What is asked
Scan the material for the word "attack", and copy each line where it shows up.

Source records
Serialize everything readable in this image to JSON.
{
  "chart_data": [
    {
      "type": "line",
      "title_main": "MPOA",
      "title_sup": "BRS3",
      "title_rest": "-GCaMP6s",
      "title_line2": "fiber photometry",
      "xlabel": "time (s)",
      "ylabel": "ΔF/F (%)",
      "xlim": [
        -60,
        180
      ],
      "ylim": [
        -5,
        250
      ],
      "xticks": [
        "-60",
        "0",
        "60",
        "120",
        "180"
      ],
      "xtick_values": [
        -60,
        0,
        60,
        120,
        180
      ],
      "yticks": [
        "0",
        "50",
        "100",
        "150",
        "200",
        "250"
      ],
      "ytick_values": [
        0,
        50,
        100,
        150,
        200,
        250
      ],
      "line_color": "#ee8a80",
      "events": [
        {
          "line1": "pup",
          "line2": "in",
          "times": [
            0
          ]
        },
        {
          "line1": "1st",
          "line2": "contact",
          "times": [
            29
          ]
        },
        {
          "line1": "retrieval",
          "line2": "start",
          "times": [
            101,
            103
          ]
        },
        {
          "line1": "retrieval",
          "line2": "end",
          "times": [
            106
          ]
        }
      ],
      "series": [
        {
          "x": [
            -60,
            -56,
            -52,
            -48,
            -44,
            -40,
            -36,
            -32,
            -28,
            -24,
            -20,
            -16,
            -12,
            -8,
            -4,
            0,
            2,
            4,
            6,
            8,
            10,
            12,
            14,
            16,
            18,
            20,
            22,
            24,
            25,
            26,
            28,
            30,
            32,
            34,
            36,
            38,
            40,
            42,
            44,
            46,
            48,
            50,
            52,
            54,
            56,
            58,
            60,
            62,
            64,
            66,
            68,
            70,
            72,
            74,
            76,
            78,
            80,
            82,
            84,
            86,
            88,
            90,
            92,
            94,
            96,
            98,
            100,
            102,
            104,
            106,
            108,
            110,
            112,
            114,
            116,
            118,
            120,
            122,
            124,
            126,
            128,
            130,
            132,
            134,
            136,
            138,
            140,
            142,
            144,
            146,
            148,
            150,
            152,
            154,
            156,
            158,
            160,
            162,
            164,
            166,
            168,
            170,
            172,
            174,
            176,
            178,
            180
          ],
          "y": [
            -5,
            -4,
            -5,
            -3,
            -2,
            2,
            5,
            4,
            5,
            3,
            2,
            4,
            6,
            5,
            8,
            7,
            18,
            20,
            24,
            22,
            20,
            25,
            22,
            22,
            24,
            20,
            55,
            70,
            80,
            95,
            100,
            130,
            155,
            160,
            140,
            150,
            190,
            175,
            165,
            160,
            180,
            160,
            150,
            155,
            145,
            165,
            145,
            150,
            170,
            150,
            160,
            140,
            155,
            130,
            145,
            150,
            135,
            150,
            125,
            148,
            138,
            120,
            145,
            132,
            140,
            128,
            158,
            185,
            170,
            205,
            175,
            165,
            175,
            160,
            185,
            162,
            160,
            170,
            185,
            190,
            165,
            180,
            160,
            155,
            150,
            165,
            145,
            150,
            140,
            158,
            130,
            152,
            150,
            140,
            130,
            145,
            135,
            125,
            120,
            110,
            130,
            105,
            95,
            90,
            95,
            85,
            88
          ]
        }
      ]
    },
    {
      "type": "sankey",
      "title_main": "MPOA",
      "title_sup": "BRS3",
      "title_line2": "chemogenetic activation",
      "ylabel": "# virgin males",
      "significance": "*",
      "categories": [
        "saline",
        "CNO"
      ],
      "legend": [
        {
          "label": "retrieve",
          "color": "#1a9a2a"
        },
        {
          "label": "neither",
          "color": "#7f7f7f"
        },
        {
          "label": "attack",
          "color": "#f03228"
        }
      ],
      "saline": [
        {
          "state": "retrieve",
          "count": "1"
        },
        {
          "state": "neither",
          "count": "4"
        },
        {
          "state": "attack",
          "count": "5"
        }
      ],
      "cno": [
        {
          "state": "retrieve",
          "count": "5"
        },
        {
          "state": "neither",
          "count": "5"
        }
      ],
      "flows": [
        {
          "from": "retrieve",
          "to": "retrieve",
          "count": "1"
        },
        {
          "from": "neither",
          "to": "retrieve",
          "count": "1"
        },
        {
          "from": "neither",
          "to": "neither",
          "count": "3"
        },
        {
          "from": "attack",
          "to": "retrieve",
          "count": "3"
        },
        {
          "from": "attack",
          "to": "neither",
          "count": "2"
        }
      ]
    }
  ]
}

Solution below
          "label": "attack",
          "state": "attack",
          "from": "attack",
          "from": "attack",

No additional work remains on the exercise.